> _YOUR TASK_:
What lines of the data hold the string "aliquet"? Pull each one out.

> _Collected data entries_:
>> Start

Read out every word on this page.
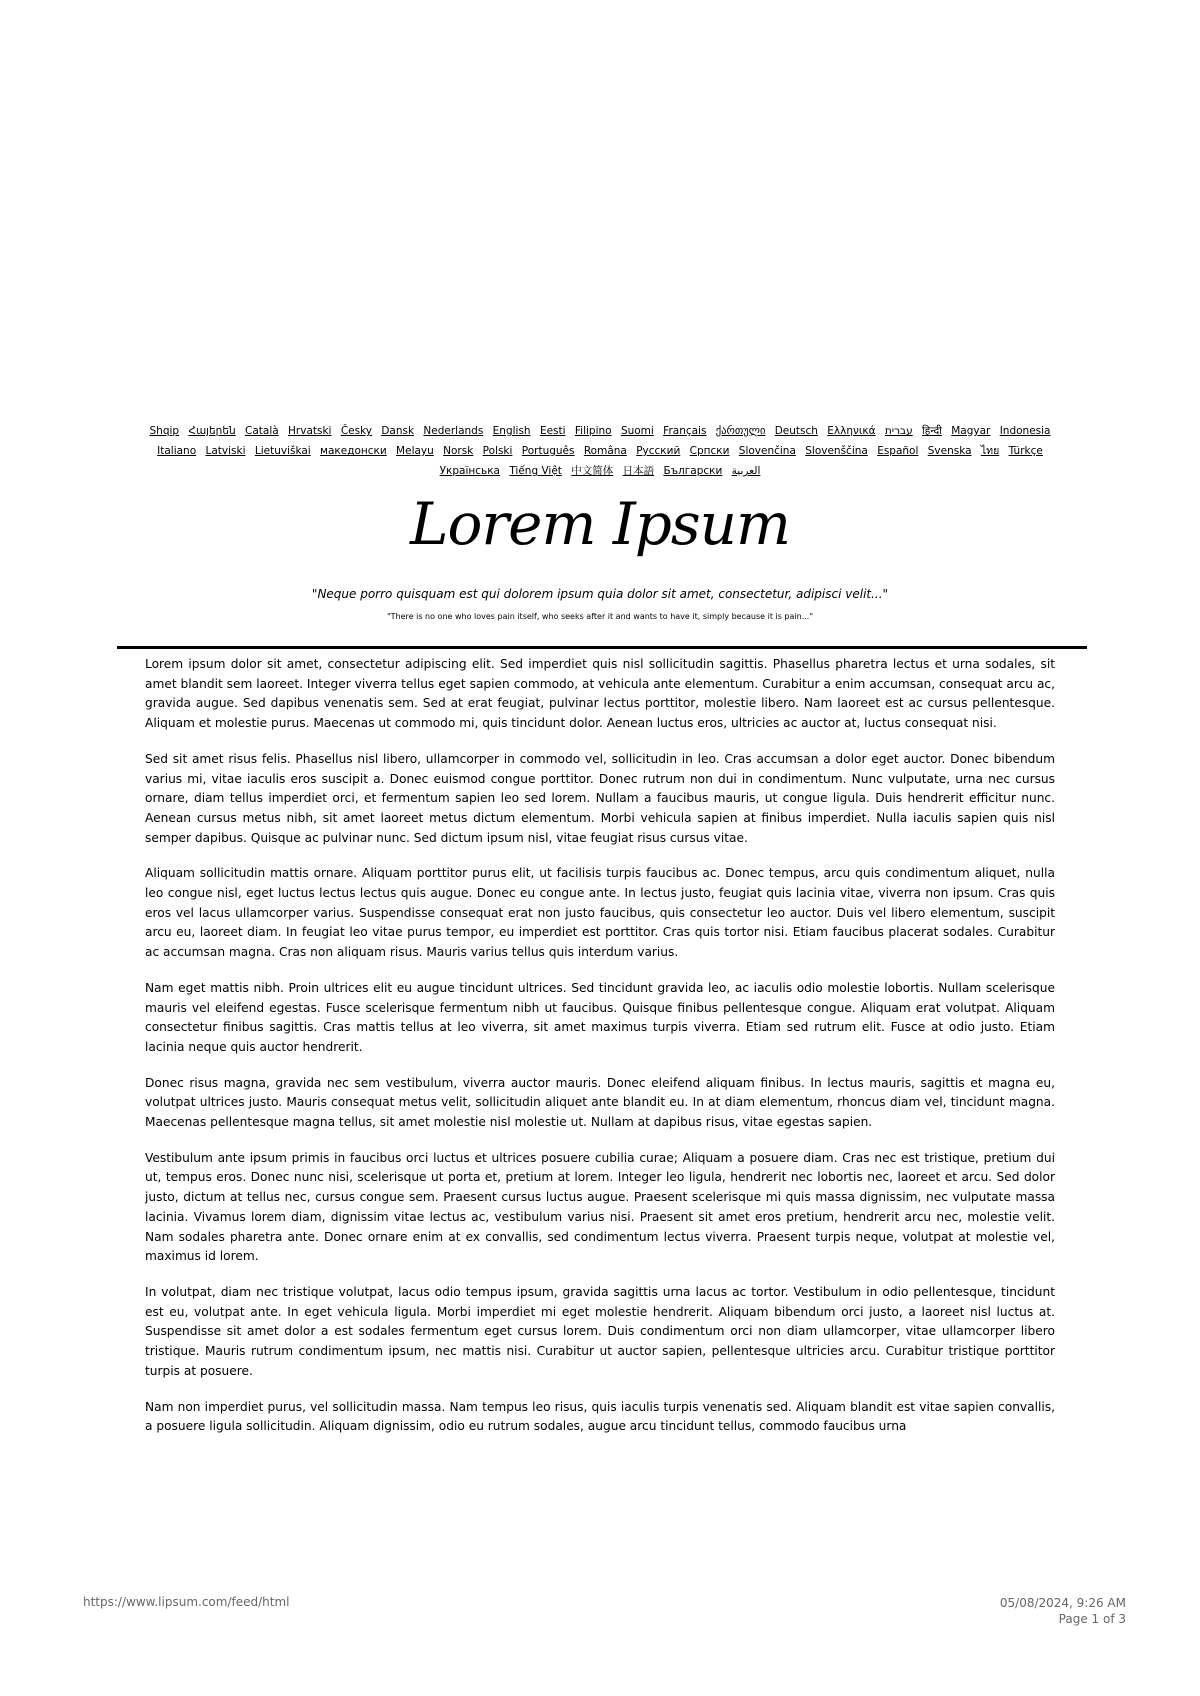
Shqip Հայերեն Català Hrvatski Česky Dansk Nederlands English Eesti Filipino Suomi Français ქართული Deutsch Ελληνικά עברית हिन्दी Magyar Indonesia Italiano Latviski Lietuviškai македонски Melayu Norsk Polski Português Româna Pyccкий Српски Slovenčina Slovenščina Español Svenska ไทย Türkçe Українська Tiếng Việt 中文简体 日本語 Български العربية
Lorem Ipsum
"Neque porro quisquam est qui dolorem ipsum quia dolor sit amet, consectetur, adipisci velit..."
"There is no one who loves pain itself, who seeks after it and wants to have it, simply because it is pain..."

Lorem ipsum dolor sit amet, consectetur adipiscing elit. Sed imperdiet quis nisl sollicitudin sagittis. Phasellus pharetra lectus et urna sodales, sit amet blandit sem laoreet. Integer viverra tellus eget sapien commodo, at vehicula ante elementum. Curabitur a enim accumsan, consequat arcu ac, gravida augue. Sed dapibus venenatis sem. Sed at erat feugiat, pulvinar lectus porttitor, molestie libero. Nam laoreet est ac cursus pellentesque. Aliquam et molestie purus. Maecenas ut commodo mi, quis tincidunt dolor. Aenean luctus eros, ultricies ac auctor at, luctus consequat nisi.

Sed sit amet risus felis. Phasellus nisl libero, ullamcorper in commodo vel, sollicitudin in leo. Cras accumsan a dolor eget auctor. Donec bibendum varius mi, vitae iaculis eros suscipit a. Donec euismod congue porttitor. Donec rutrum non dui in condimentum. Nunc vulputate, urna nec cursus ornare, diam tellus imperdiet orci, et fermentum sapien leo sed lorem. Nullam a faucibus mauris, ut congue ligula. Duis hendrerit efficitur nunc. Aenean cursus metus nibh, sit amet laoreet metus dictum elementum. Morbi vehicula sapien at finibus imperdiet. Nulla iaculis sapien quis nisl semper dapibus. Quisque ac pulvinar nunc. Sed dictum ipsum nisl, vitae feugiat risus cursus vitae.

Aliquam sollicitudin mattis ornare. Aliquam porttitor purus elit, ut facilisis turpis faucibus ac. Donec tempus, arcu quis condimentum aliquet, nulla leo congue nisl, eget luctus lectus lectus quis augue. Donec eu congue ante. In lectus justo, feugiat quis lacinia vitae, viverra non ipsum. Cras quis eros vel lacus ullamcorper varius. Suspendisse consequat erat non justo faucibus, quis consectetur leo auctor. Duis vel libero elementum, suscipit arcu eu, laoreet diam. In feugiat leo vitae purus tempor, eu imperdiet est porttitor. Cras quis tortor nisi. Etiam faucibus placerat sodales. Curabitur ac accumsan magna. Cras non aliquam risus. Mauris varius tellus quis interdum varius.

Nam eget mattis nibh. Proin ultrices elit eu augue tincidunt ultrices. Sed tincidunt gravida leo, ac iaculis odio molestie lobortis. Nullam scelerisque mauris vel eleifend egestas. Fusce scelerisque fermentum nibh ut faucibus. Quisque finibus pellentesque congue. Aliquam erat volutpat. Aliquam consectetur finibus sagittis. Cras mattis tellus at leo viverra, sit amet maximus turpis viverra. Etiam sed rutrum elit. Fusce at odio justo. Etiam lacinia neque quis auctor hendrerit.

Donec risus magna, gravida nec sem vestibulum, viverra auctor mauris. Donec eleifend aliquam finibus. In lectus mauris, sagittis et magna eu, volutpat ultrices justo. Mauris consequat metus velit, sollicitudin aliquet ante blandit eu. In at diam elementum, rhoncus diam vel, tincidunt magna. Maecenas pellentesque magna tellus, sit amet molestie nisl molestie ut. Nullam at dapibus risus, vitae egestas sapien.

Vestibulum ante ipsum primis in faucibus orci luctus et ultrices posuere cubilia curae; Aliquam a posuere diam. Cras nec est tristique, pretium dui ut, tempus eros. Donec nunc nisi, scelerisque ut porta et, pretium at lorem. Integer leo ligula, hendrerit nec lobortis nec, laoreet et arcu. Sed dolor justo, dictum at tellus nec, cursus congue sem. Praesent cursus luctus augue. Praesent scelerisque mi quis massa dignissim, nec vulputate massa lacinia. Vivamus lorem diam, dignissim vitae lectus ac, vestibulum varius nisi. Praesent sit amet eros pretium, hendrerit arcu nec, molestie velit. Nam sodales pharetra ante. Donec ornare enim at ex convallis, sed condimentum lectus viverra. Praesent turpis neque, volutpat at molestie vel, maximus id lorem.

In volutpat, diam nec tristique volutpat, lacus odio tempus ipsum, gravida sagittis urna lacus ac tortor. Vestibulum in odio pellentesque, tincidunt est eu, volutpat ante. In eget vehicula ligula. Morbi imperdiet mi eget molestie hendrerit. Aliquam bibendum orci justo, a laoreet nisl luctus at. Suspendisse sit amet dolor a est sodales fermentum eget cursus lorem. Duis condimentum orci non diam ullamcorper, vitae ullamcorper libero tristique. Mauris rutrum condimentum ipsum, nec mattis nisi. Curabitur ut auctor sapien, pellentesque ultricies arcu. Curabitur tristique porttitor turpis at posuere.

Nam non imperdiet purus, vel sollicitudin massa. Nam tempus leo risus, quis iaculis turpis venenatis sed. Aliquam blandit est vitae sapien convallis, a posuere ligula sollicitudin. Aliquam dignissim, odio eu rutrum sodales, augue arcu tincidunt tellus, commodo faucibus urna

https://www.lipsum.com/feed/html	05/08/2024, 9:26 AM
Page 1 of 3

>> End
>> Start

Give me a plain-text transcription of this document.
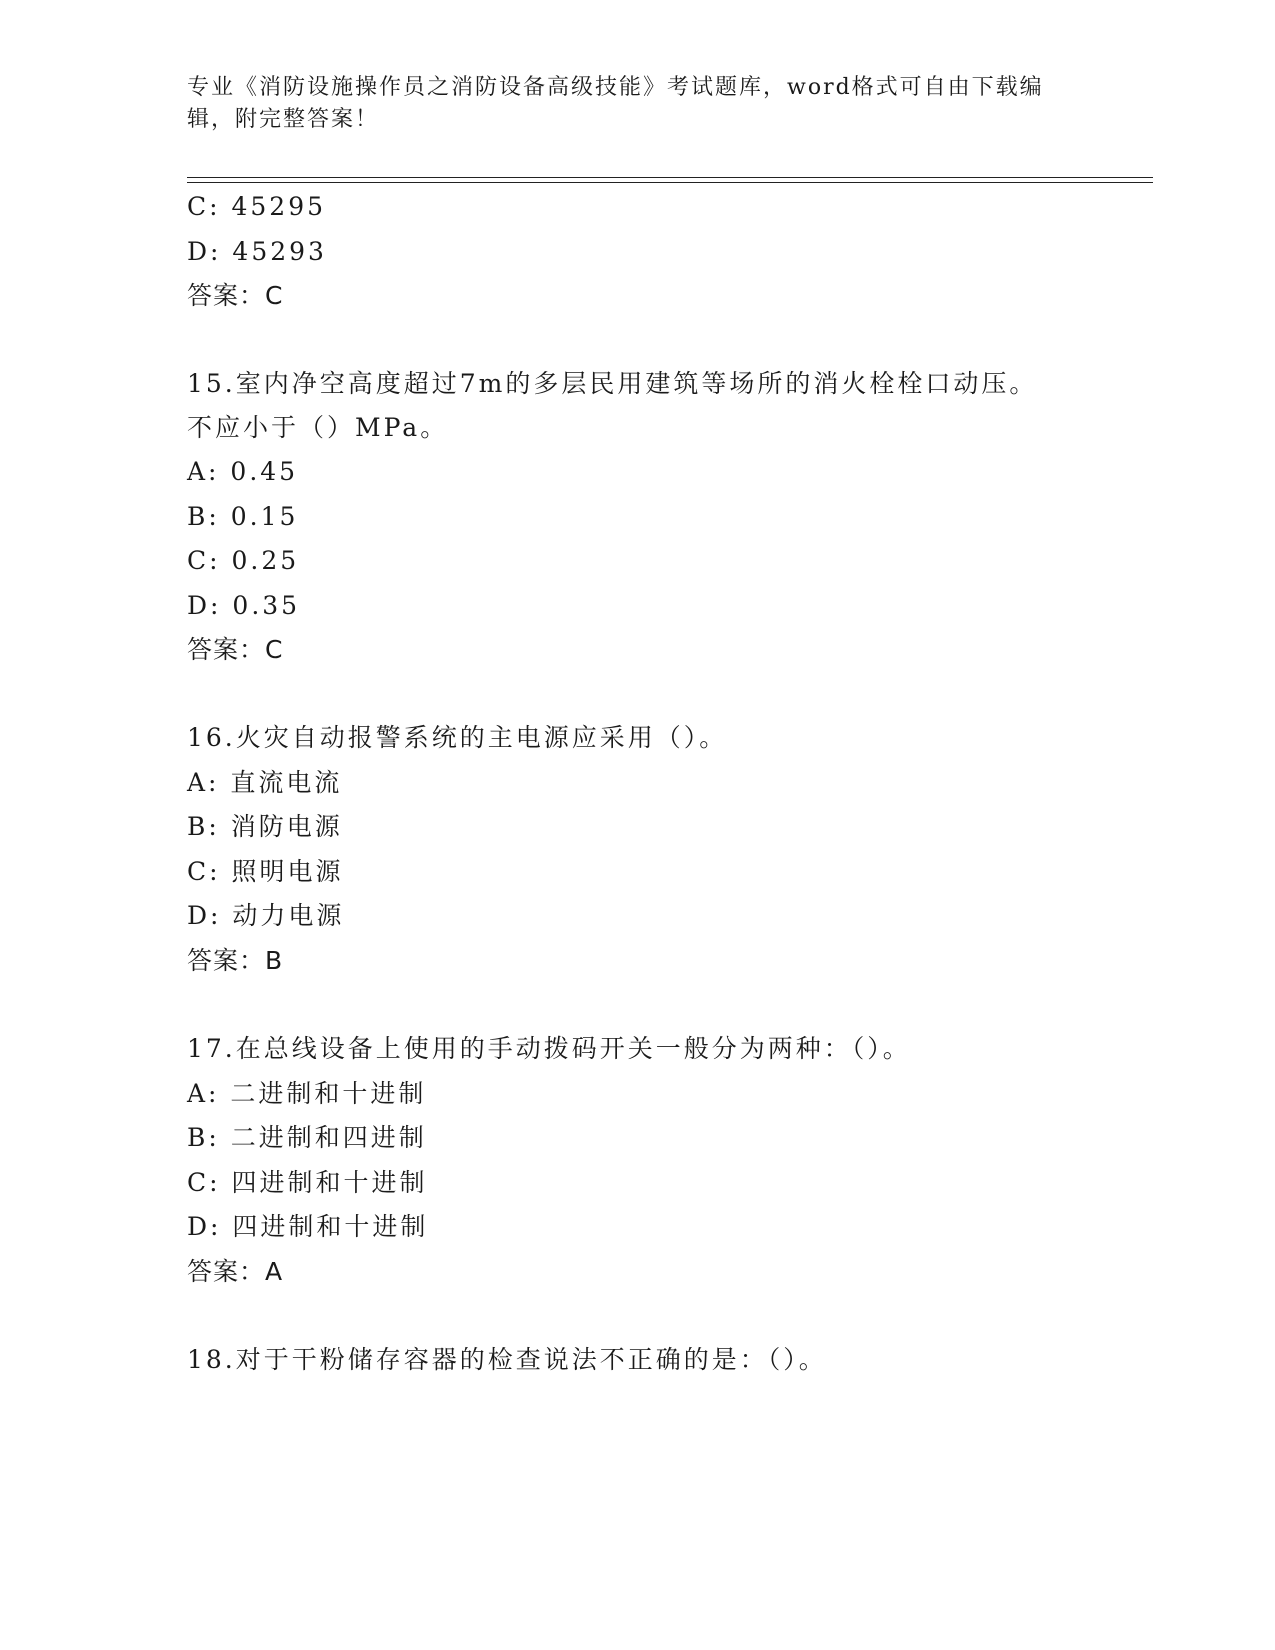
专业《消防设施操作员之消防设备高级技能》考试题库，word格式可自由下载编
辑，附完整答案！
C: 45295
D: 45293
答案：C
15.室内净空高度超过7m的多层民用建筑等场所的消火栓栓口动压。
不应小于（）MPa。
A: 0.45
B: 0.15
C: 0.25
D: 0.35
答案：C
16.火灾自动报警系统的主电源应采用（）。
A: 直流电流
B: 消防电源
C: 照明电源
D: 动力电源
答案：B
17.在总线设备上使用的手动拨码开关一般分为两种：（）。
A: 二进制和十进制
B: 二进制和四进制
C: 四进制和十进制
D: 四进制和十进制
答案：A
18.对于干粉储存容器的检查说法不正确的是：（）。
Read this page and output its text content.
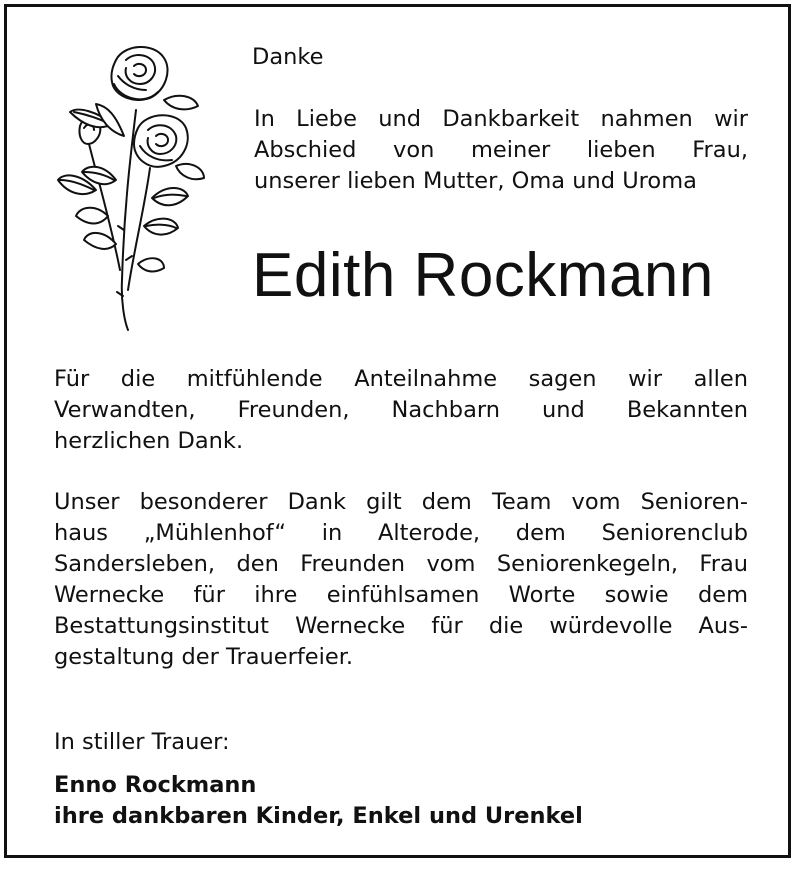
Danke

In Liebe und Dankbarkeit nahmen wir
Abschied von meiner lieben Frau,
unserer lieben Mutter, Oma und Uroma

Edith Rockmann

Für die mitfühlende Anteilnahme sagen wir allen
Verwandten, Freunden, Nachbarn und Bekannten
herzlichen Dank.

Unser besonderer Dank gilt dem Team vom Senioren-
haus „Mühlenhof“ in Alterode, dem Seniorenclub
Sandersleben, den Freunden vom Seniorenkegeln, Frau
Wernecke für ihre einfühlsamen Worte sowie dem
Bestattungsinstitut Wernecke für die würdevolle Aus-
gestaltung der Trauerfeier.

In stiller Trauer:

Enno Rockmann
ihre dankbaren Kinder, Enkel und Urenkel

>> End

> _SOLUTION BELOW_:
Aliquam sollicitudin mattis ornare. Aliquam porttitor purus elit, ut facilisis turpis faucibus ac. Donec tempus, arcu quis condimentum aliquet, nulla leo congue nisl, eget luctus lectus lectus quis augue. Donec eu congue ante. In lectus justo, feugiat quis lacinia vitae, viverra non ipsum. Cras quis eros vel lacus ullamcorper varius. Suspendisse consequat erat non justo faucibus, quis consectetur leo auctor. Duis vel libero elementum, suscipit arcu eu, laoreet diam. In feugiat leo vitae purus tempor, eu imperdiet est porttitor. Cras quis tortor nisi. Etiam faucibus placerat sodales. Curabitur ac accumsan magna. Cras non aliquam risus. Mauris varius tellus quis interdum varius.
Donec risus magna, gravida nec sem vestibulum, viverra auctor mauris. Donec eleifend aliquam finibus. In lectus mauris, sagittis et magna eu, volutpat ultrices justo. Mauris consequat metus velit, sollicitudin aliquet ante blandit eu. In at diam elementum, rhoncus diam vel, tincidunt magna. Maecenas pellentesque magna tellus, sit amet molestie nisl molestie ut. Nullam at dapibus risus, vitae egestas sapien.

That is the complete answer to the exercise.